Among the entries below, tally each line in which the word "protein" is found, then state the tally alone.

:: Data section

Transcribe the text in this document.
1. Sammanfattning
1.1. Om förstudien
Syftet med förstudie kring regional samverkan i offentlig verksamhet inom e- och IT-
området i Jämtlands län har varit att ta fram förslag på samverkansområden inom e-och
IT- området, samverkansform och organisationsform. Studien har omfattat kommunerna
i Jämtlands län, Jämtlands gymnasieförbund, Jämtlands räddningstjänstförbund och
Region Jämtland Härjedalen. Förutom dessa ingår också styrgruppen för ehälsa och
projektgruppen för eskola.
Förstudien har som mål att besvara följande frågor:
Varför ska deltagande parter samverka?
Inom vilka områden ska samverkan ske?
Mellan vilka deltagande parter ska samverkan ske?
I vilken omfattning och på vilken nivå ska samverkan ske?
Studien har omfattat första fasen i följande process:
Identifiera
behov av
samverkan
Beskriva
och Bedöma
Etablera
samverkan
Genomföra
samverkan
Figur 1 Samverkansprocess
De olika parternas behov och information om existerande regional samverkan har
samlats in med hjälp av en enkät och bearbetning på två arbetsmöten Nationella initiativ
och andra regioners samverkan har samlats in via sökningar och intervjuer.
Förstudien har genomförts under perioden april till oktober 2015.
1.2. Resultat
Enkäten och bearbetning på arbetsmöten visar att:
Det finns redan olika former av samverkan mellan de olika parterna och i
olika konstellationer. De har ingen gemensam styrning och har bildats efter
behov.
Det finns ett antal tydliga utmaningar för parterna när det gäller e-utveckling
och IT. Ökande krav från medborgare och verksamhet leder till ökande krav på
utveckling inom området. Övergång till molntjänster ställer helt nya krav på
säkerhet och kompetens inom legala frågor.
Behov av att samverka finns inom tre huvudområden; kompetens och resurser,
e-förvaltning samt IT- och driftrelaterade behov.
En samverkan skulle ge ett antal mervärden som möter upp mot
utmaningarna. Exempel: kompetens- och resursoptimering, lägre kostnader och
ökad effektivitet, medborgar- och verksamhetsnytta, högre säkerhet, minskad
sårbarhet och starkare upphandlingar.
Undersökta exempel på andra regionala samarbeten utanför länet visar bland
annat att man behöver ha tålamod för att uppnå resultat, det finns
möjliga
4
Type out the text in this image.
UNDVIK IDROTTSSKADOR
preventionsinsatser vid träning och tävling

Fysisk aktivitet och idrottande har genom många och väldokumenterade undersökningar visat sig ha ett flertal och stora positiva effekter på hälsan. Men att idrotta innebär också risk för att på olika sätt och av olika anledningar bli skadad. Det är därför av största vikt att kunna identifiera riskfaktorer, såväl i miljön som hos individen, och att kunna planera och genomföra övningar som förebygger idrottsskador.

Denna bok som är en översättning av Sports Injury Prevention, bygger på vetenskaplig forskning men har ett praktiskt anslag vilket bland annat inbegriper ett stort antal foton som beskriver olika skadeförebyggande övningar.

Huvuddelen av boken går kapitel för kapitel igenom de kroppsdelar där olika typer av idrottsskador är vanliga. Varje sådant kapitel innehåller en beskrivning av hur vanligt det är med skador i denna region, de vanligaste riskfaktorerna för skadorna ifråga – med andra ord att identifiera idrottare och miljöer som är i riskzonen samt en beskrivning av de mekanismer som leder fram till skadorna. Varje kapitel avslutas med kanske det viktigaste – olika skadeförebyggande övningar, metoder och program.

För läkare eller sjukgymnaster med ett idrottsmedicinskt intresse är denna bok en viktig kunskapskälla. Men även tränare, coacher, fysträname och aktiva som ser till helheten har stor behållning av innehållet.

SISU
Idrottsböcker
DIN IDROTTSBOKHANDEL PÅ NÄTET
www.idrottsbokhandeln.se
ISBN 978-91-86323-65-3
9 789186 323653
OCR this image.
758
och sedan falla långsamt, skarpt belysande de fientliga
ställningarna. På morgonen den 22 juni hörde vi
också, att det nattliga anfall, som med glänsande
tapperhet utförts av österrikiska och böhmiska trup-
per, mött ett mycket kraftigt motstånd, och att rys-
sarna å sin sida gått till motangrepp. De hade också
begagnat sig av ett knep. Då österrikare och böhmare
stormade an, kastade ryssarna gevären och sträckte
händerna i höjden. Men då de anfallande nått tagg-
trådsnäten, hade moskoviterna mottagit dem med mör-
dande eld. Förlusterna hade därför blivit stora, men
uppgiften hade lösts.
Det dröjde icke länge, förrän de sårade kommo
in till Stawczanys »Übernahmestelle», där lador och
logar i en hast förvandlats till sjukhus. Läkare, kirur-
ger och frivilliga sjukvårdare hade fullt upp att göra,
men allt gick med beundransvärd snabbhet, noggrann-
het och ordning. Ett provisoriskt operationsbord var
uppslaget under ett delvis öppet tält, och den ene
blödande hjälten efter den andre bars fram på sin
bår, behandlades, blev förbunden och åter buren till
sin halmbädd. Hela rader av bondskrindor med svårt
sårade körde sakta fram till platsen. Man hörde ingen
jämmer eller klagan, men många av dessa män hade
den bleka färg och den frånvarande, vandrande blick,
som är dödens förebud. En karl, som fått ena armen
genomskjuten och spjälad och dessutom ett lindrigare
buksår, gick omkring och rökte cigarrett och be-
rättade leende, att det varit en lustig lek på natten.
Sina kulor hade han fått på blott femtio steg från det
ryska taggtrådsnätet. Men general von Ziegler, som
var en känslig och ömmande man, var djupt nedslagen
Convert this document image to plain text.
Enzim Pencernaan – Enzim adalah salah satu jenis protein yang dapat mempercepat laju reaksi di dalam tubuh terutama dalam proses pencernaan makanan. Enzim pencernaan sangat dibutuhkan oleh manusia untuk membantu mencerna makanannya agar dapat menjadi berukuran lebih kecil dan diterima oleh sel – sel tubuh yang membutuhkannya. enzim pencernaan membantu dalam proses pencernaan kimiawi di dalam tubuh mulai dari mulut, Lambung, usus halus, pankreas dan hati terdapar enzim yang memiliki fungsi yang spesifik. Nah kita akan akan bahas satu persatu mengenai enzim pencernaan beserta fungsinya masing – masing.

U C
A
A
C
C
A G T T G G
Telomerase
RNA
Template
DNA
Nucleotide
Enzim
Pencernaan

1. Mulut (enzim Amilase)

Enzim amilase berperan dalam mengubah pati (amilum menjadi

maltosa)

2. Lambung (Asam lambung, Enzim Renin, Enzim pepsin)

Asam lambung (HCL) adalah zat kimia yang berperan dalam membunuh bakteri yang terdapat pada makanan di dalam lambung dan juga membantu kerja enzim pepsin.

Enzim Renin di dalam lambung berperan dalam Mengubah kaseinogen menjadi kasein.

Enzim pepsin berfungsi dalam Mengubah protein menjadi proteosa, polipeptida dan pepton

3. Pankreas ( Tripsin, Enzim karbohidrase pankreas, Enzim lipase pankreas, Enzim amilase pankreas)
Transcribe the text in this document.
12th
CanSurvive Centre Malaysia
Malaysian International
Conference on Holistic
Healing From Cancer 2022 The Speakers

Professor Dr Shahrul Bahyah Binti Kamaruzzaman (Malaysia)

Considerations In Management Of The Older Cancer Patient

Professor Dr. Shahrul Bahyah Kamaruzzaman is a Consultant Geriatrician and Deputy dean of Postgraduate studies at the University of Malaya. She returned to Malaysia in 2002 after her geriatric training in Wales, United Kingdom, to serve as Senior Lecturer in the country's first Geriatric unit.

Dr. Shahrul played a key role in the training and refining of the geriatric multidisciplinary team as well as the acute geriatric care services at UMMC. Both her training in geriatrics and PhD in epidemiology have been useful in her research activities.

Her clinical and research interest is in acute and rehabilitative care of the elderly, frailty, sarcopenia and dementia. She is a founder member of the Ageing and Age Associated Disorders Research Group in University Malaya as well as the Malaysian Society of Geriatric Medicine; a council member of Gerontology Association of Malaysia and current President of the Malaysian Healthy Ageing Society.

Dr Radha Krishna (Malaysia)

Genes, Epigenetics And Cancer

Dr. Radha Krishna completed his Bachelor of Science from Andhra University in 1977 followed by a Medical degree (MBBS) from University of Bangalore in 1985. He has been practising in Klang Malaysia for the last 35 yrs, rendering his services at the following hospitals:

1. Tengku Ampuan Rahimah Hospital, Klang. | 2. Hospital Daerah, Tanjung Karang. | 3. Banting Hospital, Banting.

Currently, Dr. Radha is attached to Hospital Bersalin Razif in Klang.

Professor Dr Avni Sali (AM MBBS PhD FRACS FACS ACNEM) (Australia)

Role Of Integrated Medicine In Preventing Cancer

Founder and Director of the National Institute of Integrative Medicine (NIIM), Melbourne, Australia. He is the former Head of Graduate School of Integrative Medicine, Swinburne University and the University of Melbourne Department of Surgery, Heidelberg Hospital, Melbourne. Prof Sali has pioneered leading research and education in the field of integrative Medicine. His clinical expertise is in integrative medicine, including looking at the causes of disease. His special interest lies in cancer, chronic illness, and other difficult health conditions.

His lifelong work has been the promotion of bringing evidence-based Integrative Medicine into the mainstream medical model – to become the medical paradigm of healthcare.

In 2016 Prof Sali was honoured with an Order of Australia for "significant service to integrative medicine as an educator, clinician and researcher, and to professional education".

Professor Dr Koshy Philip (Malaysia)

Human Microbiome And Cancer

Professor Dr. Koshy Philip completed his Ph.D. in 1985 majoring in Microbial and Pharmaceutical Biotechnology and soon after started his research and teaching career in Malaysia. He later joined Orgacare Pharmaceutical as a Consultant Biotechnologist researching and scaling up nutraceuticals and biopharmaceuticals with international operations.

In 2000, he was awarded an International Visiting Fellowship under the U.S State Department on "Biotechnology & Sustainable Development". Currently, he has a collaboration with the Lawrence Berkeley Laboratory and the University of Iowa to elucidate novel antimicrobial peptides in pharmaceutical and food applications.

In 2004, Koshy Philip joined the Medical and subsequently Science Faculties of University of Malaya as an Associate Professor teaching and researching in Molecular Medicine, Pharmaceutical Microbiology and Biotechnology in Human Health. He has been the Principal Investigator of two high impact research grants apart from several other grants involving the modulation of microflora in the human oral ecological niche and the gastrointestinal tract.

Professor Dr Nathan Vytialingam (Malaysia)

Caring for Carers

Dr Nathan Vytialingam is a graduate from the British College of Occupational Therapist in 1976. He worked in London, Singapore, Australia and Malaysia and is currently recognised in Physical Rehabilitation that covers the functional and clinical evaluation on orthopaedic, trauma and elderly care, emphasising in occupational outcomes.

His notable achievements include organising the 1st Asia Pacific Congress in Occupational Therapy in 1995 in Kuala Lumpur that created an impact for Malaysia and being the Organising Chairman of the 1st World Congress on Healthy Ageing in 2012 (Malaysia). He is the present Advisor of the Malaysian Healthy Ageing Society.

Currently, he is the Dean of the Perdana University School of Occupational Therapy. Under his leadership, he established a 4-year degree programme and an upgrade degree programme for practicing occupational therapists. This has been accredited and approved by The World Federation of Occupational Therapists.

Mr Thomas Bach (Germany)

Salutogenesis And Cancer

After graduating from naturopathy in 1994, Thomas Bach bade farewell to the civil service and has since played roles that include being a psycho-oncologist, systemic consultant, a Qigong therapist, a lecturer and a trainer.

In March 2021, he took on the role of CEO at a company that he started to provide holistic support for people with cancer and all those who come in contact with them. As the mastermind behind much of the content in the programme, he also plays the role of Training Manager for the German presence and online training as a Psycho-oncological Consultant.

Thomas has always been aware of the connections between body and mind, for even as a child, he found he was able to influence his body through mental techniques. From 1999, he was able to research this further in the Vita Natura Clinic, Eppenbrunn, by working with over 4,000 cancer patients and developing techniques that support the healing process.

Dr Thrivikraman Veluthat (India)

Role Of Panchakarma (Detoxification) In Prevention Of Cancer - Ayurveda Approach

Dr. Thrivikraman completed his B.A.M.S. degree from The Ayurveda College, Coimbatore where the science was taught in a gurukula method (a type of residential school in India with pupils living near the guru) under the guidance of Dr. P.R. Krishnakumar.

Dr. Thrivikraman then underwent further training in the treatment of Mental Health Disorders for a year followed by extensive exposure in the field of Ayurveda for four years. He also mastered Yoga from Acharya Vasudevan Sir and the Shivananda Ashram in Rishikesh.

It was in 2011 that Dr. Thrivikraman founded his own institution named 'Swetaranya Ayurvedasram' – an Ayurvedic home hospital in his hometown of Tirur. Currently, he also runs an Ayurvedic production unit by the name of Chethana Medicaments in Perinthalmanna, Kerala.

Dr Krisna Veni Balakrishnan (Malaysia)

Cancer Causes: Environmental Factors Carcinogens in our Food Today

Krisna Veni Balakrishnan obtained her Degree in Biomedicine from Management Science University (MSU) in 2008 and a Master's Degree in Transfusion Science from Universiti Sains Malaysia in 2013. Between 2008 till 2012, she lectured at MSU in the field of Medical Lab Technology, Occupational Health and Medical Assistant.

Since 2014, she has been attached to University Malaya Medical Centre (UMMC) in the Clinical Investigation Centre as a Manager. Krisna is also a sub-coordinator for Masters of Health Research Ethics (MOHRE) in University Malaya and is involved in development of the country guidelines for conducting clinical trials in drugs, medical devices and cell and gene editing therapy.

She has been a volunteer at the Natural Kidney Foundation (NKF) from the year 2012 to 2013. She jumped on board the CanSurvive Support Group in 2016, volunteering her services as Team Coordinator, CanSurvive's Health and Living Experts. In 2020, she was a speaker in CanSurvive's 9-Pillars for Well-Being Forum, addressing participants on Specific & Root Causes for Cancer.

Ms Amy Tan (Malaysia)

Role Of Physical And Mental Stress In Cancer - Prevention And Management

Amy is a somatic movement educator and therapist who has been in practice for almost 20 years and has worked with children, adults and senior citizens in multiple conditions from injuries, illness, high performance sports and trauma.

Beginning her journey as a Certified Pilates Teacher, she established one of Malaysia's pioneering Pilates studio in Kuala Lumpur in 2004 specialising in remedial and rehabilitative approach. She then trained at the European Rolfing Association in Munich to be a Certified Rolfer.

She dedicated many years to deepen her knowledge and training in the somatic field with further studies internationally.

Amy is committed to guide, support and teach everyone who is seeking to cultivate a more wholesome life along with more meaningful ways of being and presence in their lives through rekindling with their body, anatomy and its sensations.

::::

-- Solution below --
2